Dataset records:
_____

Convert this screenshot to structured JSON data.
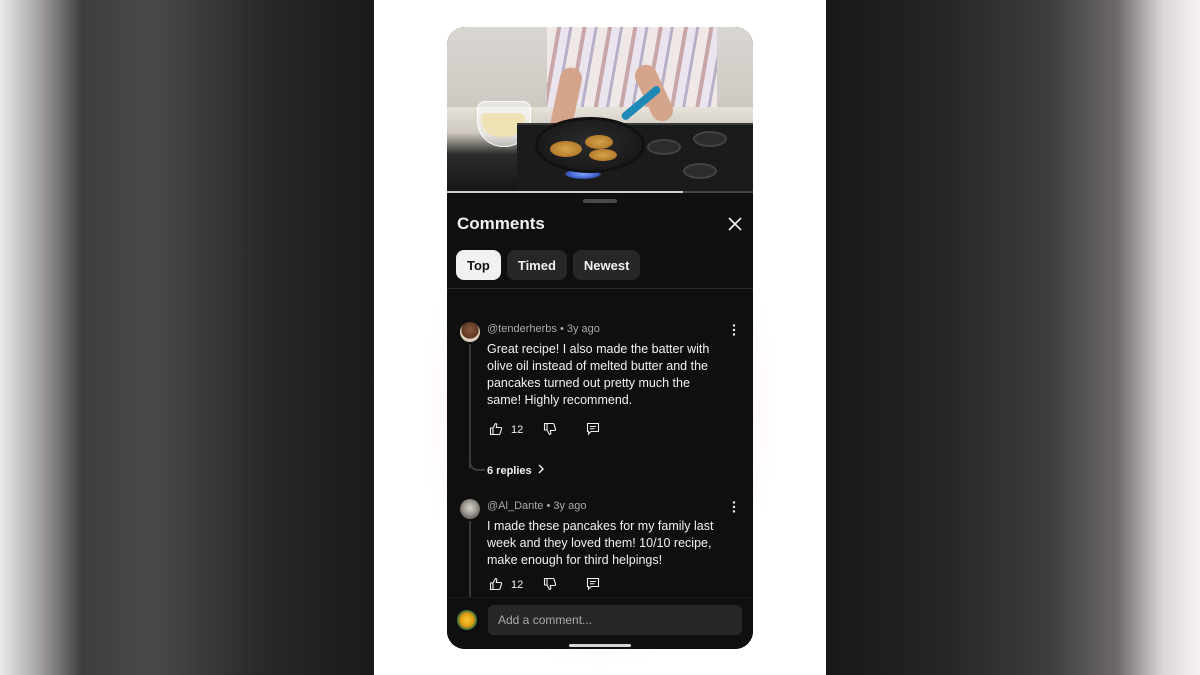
{
  "comments_panel": {
    "title": "Comments",
    "sort_chips": [
      {
        "label": "Top",
        "active": true
      },
      {
        "label": "Timed",
        "active": false
      },
      {
        "label": "Newest",
        "active": false
      }
    ],
    "comments": [
      {
        "author": "@tenderherbs",
        "age": "3y ago",
        "text": "Great recipe! I also made the batter with olive oil instead of melted butter and the pancakes turned out pretty much the same! Highly recommend.",
        "likes": "12",
        "replies_label": "6 replies"
      },
      {
        "author": "@Al_Dante",
        "age": "3y ago",
        "text": "I made these pancakes for my family last week and they loved them! 10/10 recipe, make enough for third helpings!",
        "likes": "12"
      }
    ],
    "composer": {
      "placeholder": "Add a comment..."
    }
  },
  "video": {
    "progress": 0.77
  },
  "icons": {
    "close": "close-icon",
    "more": "more-vert-icon",
    "like": "thumb-up-icon",
    "dislike": "thumb-down-icon",
    "reply": "reply-icon",
    "chevron": "chevron-right-icon"
  },
  "colors": {
    "sheet_bg": "#0f0f0f",
    "chip_bg": "#272727",
    "chip_active_bg": "#f1f1f1",
    "text_primary": "#f1f1f1",
    "text_secondary": "#aaaaaa"
  }
}
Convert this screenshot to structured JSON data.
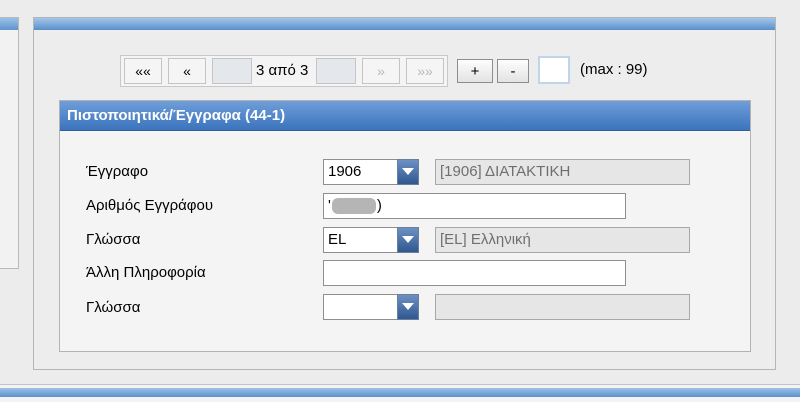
{
  "pagination": {
    "first": "««",
    "prev": "«",
    "status": "3 από 3",
    "next": "»",
    "last": "»»",
    "add": "+",
    "remove": "-",
    "page_input_value": "",
    "max_label": "(max : 99)"
  },
  "section": {
    "title": "Πιστοποιητικά/Έγγραφα (44-1)"
  },
  "form": {
    "document": {
      "label": "Έγγραφο",
      "value": "1906",
      "description": "[1906] ΔΙΑΤΑΚΤΙΚΗ"
    },
    "document_number": {
      "label": "Αριθμός Εγγράφου",
      "prefix": "'",
      "suffix": ")"
    },
    "language": {
      "label": "Γλώσσα",
      "value": "EL",
      "description": "[EL] Ελληνική"
    },
    "other_info": {
      "label": "Άλλη Πληροφορία",
      "value": ""
    },
    "language2": {
      "label": "Γλώσσα",
      "value": "",
      "description": ""
    }
  },
  "colors": {
    "header_blue": "#3b73bd",
    "dropdown_blue": "#2f5890"
  }
}
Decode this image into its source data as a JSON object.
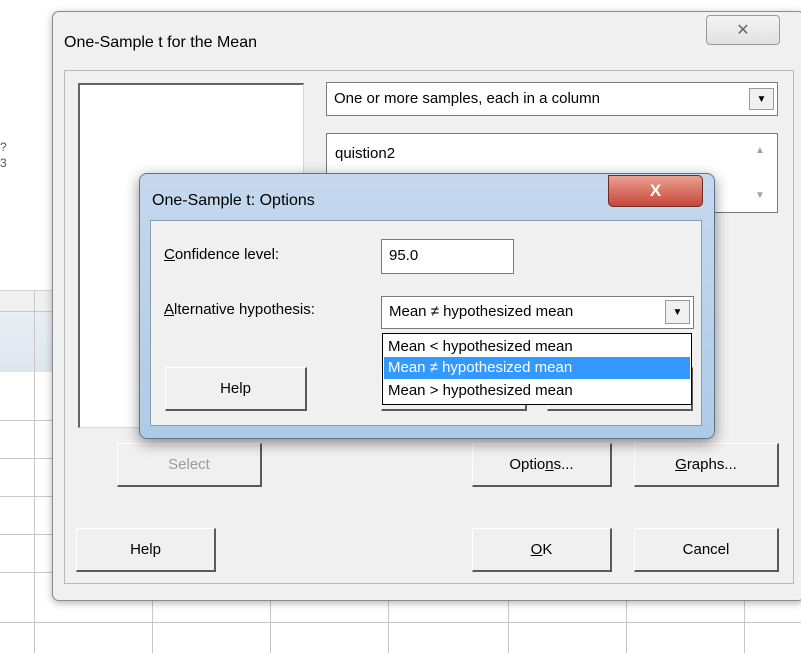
{
  "background": {
    "left_edge_chars": [
      "?",
      "3"
    ]
  },
  "main_dialog": {
    "title": "One-Sample t for the Mean",
    "close_glyph": "✕",
    "sample_mode": {
      "selected": "One or more samples, each in a column"
    },
    "samples_value": "quistion2",
    "buttons": {
      "select": "Select",
      "options": "Options...",
      "graphs": "Graphs...",
      "help": "Help",
      "ok": "OK",
      "cancel": "Cancel"
    }
  },
  "options_dialog": {
    "title": "One-Sample t: Options",
    "close_glyph": "X",
    "confidence_label": "Confidence level:",
    "confidence_value": "95.0",
    "alternative_label": "Alternative hypothesis:",
    "alternative_selected": "Mean ≠ hypothesized mean",
    "alternative_options": [
      "Mean < hypothesized mean",
      "Mean ≠ hypothesized mean",
      "Mean > hypothesized mean"
    ],
    "highlighted_index": 1,
    "help_label": "Help"
  },
  "colors": {
    "highlight": "#3399ff",
    "close_button": "#c7463a",
    "dialog_frame": "#aecbe6"
  }
}
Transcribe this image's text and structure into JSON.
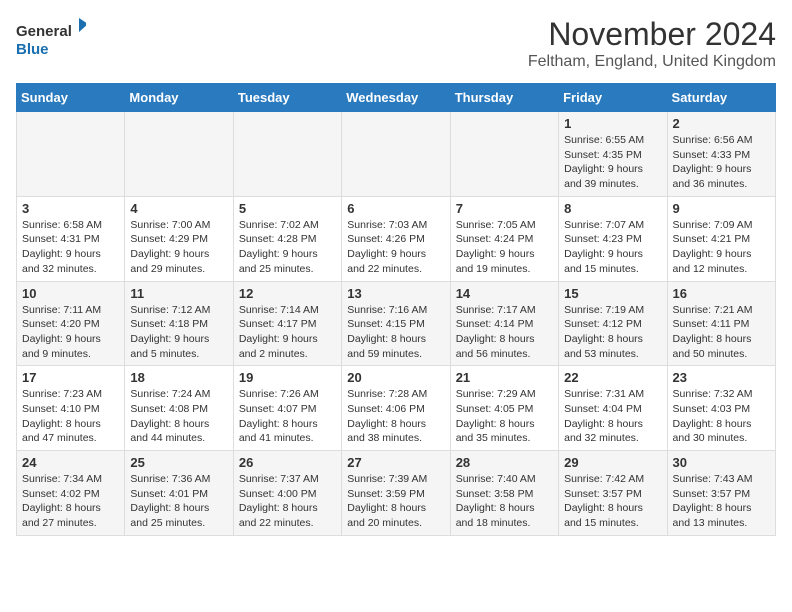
{
  "logo": {
    "general": "General",
    "blue": "Blue"
  },
  "title": "November 2024",
  "location": "Feltham, England, United Kingdom",
  "days_header": [
    "Sunday",
    "Monday",
    "Tuesday",
    "Wednesday",
    "Thursday",
    "Friday",
    "Saturday"
  ],
  "weeks": [
    [
      {
        "day": "",
        "info": ""
      },
      {
        "day": "",
        "info": ""
      },
      {
        "day": "",
        "info": ""
      },
      {
        "day": "",
        "info": ""
      },
      {
        "day": "",
        "info": ""
      },
      {
        "day": "1",
        "info": "Sunrise: 6:55 AM\nSunset: 4:35 PM\nDaylight: 9 hours and 39 minutes."
      },
      {
        "day": "2",
        "info": "Sunrise: 6:56 AM\nSunset: 4:33 PM\nDaylight: 9 hours and 36 minutes."
      }
    ],
    [
      {
        "day": "3",
        "info": "Sunrise: 6:58 AM\nSunset: 4:31 PM\nDaylight: 9 hours and 32 minutes."
      },
      {
        "day": "4",
        "info": "Sunrise: 7:00 AM\nSunset: 4:29 PM\nDaylight: 9 hours and 29 minutes."
      },
      {
        "day": "5",
        "info": "Sunrise: 7:02 AM\nSunset: 4:28 PM\nDaylight: 9 hours and 25 minutes."
      },
      {
        "day": "6",
        "info": "Sunrise: 7:03 AM\nSunset: 4:26 PM\nDaylight: 9 hours and 22 minutes."
      },
      {
        "day": "7",
        "info": "Sunrise: 7:05 AM\nSunset: 4:24 PM\nDaylight: 9 hours and 19 minutes."
      },
      {
        "day": "8",
        "info": "Sunrise: 7:07 AM\nSunset: 4:23 PM\nDaylight: 9 hours and 15 minutes."
      },
      {
        "day": "9",
        "info": "Sunrise: 7:09 AM\nSunset: 4:21 PM\nDaylight: 9 hours and 12 minutes."
      }
    ],
    [
      {
        "day": "10",
        "info": "Sunrise: 7:11 AM\nSunset: 4:20 PM\nDaylight: 9 hours and 9 minutes."
      },
      {
        "day": "11",
        "info": "Sunrise: 7:12 AM\nSunset: 4:18 PM\nDaylight: 9 hours and 5 minutes."
      },
      {
        "day": "12",
        "info": "Sunrise: 7:14 AM\nSunset: 4:17 PM\nDaylight: 9 hours and 2 minutes."
      },
      {
        "day": "13",
        "info": "Sunrise: 7:16 AM\nSunset: 4:15 PM\nDaylight: 8 hours and 59 minutes."
      },
      {
        "day": "14",
        "info": "Sunrise: 7:17 AM\nSunset: 4:14 PM\nDaylight: 8 hours and 56 minutes."
      },
      {
        "day": "15",
        "info": "Sunrise: 7:19 AM\nSunset: 4:12 PM\nDaylight: 8 hours and 53 minutes."
      },
      {
        "day": "16",
        "info": "Sunrise: 7:21 AM\nSunset: 4:11 PM\nDaylight: 8 hours and 50 minutes."
      }
    ],
    [
      {
        "day": "17",
        "info": "Sunrise: 7:23 AM\nSunset: 4:10 PM\nDaylight: 8 hours and 47 minutes."
      },
      {
        "day": "18",
        "info": "Sunrise: 7:24 AM\nSunset: 4:08 PM\nDaylight: 8 hours and 44 minutes."
      },
      {
        "day": "19",
        "info": "Sunrise: 7:26 AM\nSunset: 4:07 PM\nDaylight: 8 hours and 41 minutes."
      },
      {
        "day": "20",
        "info": "Sunrise: 7:28 AM\nSunset: 4:06 PM\nDaylight: 8 hours and 38 minutes."
      },
      {
        "day": "21",
        "info": "Sunrise: 7:29 AM\nSunset: 4:05 PM\nDaylight: 8 hours and 35 minutes."
      },
      {
        "day": "22",
        "info": "Sunrise: 7:31 AM\nSunset: 4:04 PM\nDaylight: 8 hours and 32 minutes."
      },
      {
        "day": "23",
        "info": "Sunrise: 7:32 AM\nSunset: 4:03 PM\nDaylight: 8 hours and 30 minutes."
      }
    ],
    [
      {
        "day": "24",
        "info": "Sunrise: 7:34 AM\nSunset: 4:02 PM\nDaylight: 8 hours and 27 minutes."
      },
      {
        "day": "25",
        "info": "Sunrise: 7:36 AM\nSunset: 4:01 PM\nDaylight: 8 hours and 25 minutes."
      },
      {
        "day": "26",
        "info": "Sunrise: 7:37 AM\nSunset: 4:00 PM\nDaylight: 8 hours and 22 minutes."
      },
      {
        "day": "27",
        "info": "Sunrise: 7:39 AM\nSunset: 3:59 PM\nDaylight: 8 hours and 20 minutes."
      },
      {
        "day": "28",
        "info": "Sunrise: 7:40 AM\nSunset: 3:58 PM\nDaylight: 8 hours and 18 minutes."
      },
      {
        "day": "29",
        "info": "Sunrise: 7:42 AM\nSunset: 3:57 PM\nDaylight: 8 hours and 15 minutes."
      },
      {
        "day": "30",
        "info": "Sunrise: 7:43 AM\nSunset: 3:57 PM\nDaylight: 8 hours and 13 minutes."
      }
    ]
  ]
}
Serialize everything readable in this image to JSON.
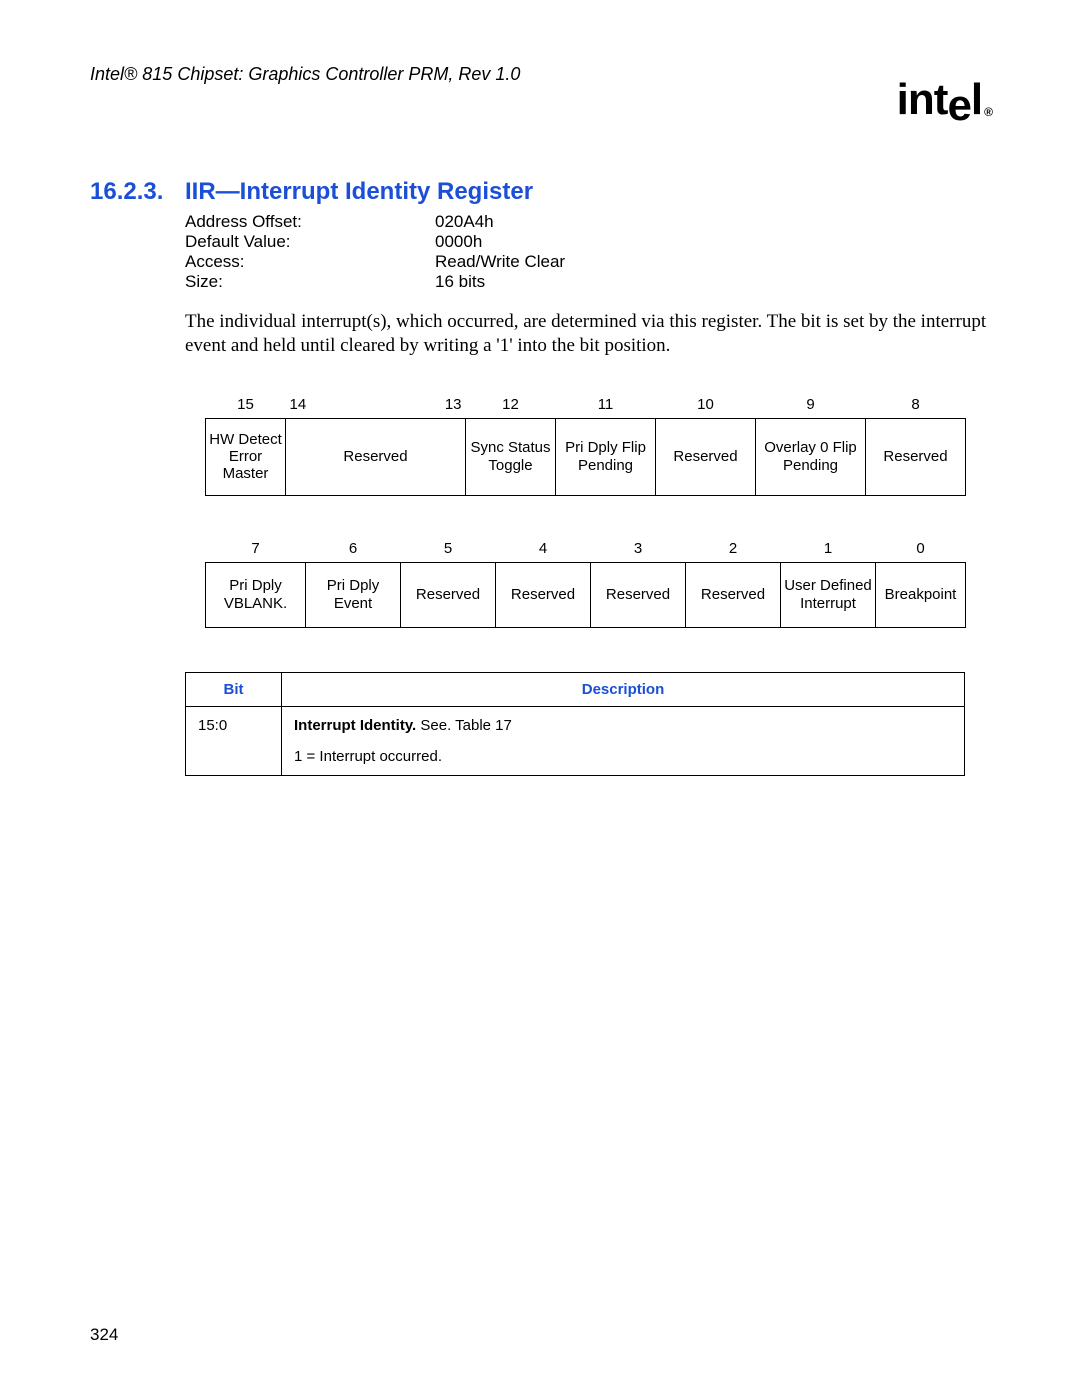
{
  "doc_header": "Intel® 815 Chipset: Graphics Controller PRM, Rev 1.0",
  "logo_text": "intel",
  "section": {
    "number": "16.2.3.",
    "title": "IIR—Interrupt Identity Register"
  },
  "props": {
    "address_offset_label": "Address Offset:",
    "address_offset_value": "020A4h",
    "default_value_label": "Default Value:",
    "default_value_value": "0000h",
    "access_label": "Access:",
    "access_value": "Read/Write Clear",
    "size_label": "Size:",
    "size_value": "16 bits"
  },
  "description_para": "The individual interrupt(s), which occurred, are determined via this register. The bit is set by the interrupt event and held until cleared by writing a '1' into the bit position.",
  "bits_high": {
    "headers": [
      "15",
      "14",
      "13",
      "12",
      "11",
      "10",
      "9",
      "8"
    ],
    "cells": [
      "HW Detect Error Master",
      "Reserved",
      "Sync Status Toggle",
      "Pri Dply Flip Pending",
      "Reserved",
      "Overlay 0 Flip Pending",
      "Reserved"
    ]
  },
  "bits_low": {
    "headers": [
      "7",
      "6",
      "5",
      "4",
      "3",
      "2",
      "1",
      "0"
    ],
    "cells": [
      "Pri Dply VBLANK.",
      "Pri Dply Event",
      "Reserved",
      "Reserved",
      "Reserved",
      "Reserved",
      "User Defined Interrupt",
      "Breakpoint"
    ]
  },
  "desc_table": {
    "bit_header": "Bit",
    "desc_header": "Description",
    "row": {
      "bit": "15:0",
      "bold": "Interrupt Identity.",
      "rest": " See. Table 17",
      "sub": "1 = Interrupt occurred."
    }
  },
  "page_number": "324"
}
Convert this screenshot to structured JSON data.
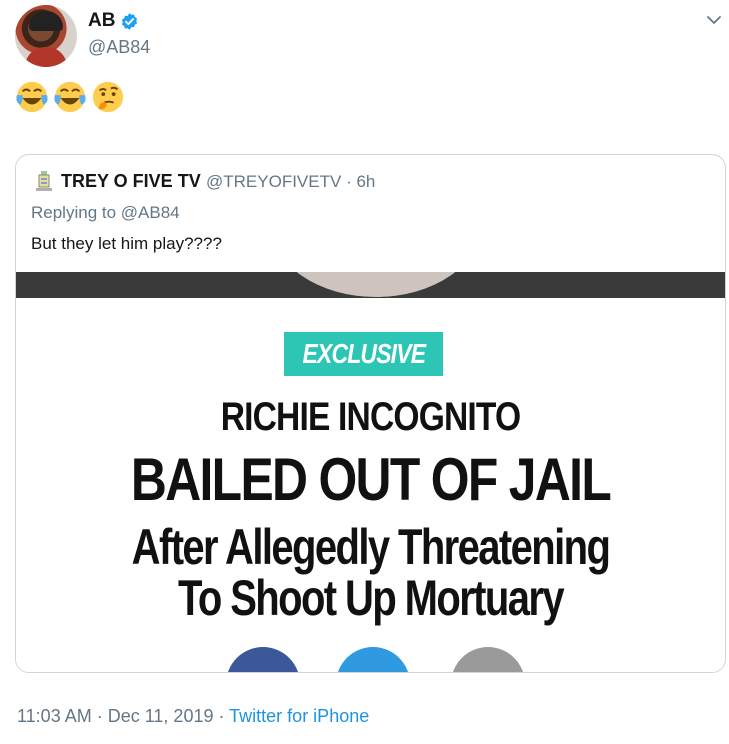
{
  "tweet": {
    "author_name": "AB",
    "author_handle": "@AB84",
    "emojis": [
      "😂",
      "😂",
      "🤔"
    ],
    "icons": [
      "verified-badge-icon",
      "chevron-down-icon"
    ],
    "accent_color": "#1da1f2"
  },
  "quoted_tweet": {
    "author_name": "TREY O FIVE TV",
    "author_handle": "@TREYOFIVETV",
    "time": "6h",
    "replying_prefix": "Replying to",
    "replying_to": "@AB84",
    "text": "But they let him play????",
    "image": {
      "badge": "EXCLUSIVE",
      "line1": "RICHIE INCOGNITO",
      "line2": "BAILED OUT OF JAIL",
      "line3": "After Allegedly Threatening",
      "line4": "To Shoot Up Mortuary",
      "badge_color": "#2dc5b3"
    }
  },
  "footer": {
    "time": "11:03 AM",
    "date": "Dec 11, 2019",
    "source": "Twitter for iPhone"
  }
}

_____

* What you will do
Scan the records above for the string "Mean", then select every line that holds it.

* Task response
    "title": "One-Sample t for the Mean",
    "alternative_selected": "Mean ≠ hypothesized mean",
      "Mean < hypothesized mean",
      "Mean ≠ hypothesized mean",
      "Mean > hypothesized mean"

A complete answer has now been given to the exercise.